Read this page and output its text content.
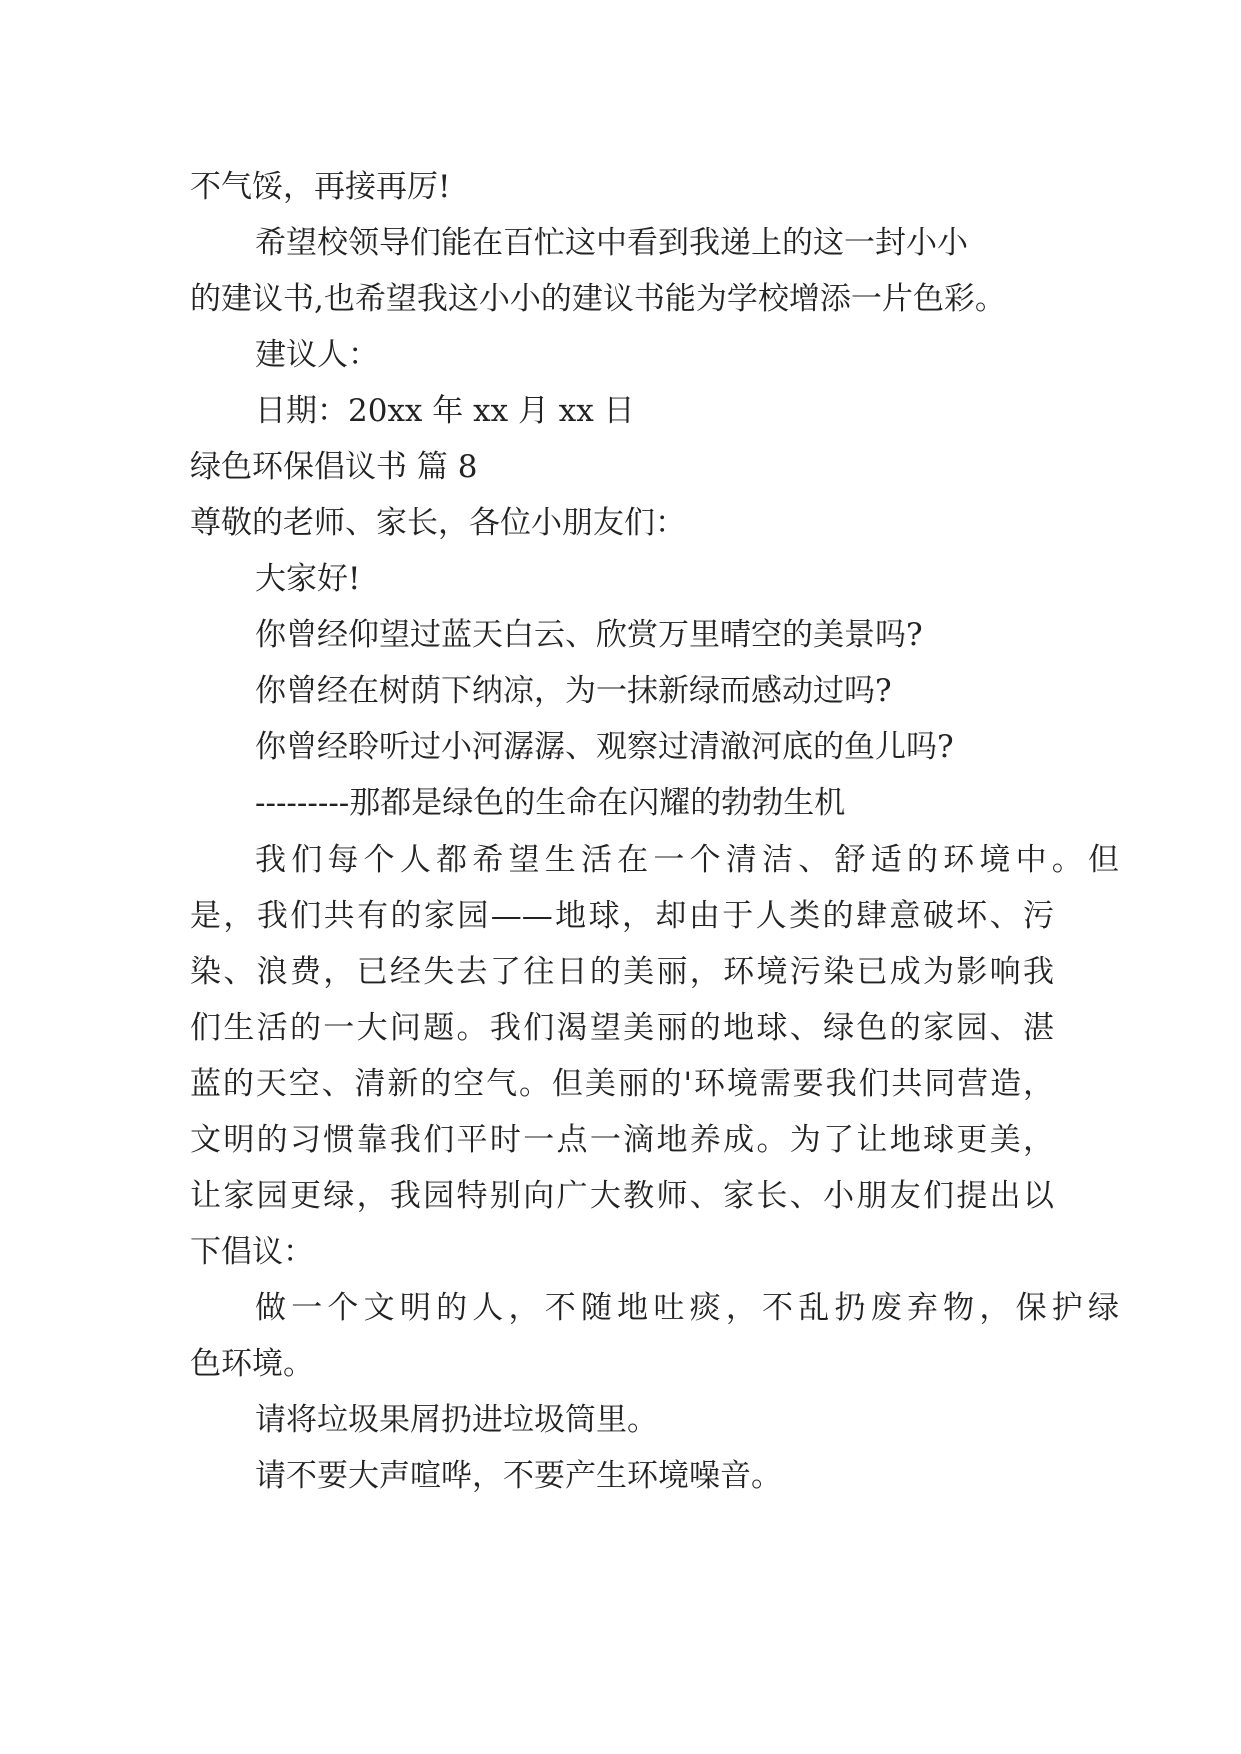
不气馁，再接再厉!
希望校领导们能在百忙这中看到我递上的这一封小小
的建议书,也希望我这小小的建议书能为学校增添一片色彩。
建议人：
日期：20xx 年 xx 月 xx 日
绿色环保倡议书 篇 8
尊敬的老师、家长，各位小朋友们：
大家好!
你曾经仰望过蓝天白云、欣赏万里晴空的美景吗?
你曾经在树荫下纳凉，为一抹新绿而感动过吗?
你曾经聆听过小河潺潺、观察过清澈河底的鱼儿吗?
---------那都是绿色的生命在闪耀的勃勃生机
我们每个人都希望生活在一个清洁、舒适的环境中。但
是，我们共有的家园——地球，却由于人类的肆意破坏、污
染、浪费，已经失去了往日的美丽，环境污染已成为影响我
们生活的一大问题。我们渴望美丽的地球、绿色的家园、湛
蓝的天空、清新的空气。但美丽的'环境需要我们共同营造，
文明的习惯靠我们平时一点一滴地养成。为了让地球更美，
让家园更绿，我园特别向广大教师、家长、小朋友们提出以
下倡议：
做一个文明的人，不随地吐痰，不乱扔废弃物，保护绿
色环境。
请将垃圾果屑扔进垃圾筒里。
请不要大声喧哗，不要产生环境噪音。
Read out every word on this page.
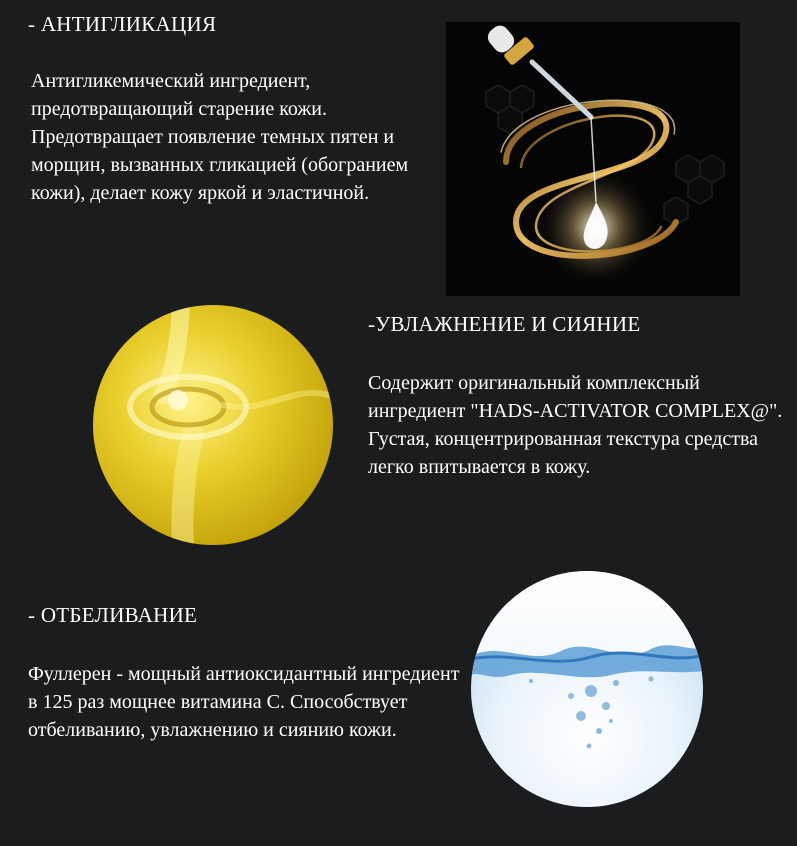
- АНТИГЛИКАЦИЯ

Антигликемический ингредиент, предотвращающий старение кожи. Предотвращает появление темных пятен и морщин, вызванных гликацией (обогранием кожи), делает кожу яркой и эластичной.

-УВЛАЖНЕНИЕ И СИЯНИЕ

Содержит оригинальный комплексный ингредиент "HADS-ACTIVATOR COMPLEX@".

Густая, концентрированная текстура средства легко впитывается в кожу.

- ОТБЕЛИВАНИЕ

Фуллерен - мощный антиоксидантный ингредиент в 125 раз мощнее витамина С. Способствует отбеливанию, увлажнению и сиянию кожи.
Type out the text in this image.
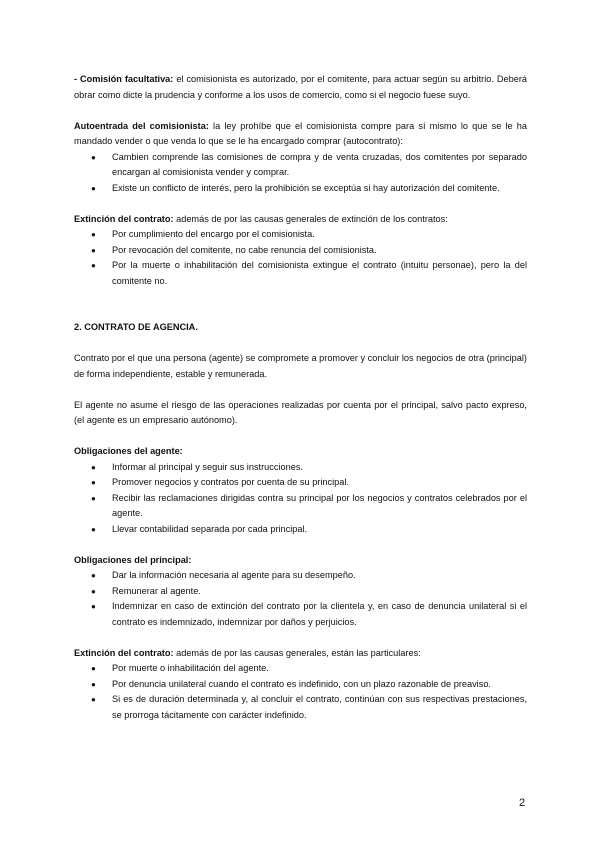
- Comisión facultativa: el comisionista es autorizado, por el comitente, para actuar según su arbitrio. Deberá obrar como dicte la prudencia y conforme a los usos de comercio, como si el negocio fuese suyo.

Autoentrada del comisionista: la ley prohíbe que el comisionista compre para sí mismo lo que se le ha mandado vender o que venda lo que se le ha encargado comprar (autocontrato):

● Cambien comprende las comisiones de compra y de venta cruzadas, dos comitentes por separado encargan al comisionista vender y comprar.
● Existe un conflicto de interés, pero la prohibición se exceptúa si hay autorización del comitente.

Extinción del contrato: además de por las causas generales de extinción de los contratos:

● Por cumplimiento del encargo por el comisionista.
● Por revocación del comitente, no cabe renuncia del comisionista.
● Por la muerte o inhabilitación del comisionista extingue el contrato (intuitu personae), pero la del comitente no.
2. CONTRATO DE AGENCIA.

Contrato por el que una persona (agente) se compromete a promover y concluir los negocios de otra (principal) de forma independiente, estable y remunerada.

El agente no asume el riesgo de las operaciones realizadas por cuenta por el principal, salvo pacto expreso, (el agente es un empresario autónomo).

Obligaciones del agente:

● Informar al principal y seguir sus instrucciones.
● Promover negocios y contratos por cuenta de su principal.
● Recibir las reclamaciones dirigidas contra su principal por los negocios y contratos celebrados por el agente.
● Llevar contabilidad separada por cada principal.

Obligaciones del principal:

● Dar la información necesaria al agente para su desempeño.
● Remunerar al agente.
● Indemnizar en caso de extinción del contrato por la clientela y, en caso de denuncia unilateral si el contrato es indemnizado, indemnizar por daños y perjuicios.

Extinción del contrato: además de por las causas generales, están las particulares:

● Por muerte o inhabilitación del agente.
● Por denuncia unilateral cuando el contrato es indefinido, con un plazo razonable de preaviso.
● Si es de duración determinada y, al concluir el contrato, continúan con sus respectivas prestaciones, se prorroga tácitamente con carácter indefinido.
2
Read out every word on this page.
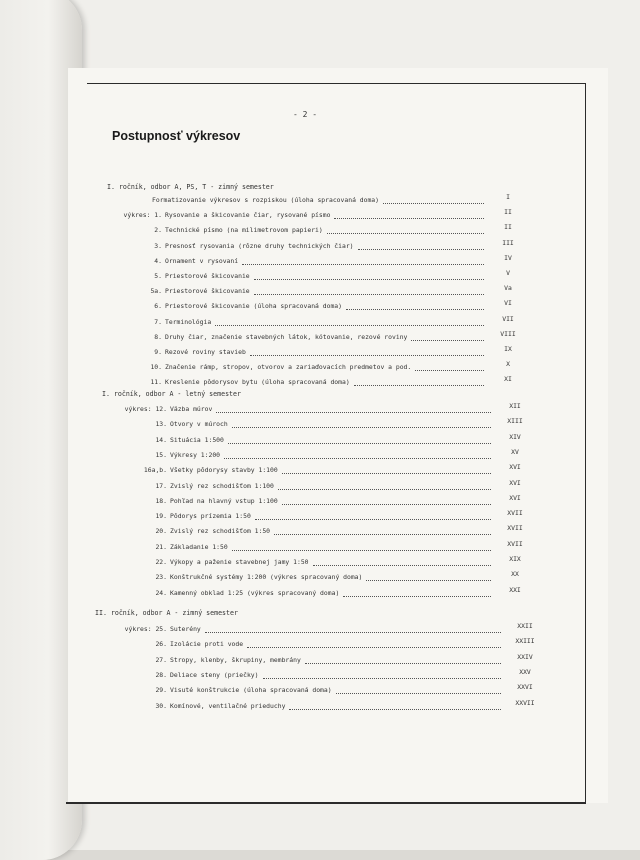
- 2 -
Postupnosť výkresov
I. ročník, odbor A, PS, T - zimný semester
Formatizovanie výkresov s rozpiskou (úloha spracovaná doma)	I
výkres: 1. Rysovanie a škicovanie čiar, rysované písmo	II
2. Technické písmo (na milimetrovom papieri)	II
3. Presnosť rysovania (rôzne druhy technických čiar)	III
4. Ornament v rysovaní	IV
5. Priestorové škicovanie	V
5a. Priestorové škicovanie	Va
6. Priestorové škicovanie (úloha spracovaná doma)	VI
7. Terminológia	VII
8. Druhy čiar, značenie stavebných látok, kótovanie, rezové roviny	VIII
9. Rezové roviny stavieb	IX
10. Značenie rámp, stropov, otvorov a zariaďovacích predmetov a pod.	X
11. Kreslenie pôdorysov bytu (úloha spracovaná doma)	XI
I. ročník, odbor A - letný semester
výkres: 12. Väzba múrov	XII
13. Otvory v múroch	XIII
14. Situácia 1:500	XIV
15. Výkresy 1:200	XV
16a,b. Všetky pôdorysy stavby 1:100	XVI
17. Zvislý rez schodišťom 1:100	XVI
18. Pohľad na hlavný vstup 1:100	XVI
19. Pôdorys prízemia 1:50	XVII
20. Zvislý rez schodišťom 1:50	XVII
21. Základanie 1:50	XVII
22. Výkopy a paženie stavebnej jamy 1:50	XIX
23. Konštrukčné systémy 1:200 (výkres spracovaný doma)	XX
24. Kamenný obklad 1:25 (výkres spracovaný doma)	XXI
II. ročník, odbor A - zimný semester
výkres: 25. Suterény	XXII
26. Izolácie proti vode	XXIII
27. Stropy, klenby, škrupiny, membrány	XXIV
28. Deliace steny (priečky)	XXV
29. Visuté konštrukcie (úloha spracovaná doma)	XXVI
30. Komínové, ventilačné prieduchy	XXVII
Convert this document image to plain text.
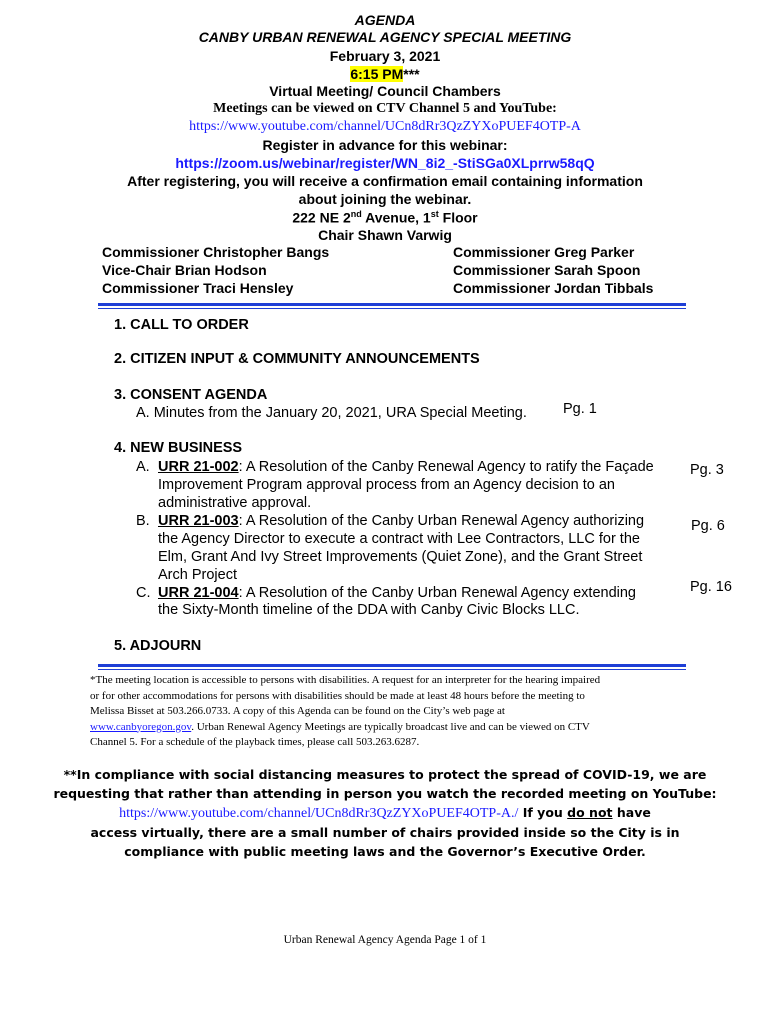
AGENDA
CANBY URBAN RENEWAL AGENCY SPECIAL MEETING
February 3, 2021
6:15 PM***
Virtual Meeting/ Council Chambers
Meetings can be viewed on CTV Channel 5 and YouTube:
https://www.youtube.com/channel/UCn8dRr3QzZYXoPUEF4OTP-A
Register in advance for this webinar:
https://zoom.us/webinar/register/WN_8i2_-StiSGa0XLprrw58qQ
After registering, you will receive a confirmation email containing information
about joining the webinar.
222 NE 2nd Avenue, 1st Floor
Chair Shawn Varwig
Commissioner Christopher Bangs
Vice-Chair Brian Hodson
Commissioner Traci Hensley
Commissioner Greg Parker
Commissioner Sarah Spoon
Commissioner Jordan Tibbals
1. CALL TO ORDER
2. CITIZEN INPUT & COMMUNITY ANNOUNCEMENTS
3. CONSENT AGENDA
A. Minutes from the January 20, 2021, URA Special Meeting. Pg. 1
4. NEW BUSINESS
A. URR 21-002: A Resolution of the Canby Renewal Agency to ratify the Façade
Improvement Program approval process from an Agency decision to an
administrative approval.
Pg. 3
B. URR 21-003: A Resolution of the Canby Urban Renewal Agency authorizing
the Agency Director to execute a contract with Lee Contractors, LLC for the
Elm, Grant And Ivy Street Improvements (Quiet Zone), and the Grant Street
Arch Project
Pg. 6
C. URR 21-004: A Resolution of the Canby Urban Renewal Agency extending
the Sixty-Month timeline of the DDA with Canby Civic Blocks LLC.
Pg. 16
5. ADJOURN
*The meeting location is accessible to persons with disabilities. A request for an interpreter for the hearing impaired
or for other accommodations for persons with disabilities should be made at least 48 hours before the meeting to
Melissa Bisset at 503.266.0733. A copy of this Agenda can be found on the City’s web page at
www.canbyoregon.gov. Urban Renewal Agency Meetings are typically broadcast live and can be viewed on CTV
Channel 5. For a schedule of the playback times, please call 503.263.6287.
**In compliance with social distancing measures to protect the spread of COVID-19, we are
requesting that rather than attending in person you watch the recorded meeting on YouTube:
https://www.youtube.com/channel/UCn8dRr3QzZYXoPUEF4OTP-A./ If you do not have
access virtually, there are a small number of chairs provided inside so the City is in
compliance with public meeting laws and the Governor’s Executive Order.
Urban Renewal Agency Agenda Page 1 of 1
━━━━━━━━
● Aim
How many of the lines above include the word "image"? Respond with the number alone.

● Answer to this problem
2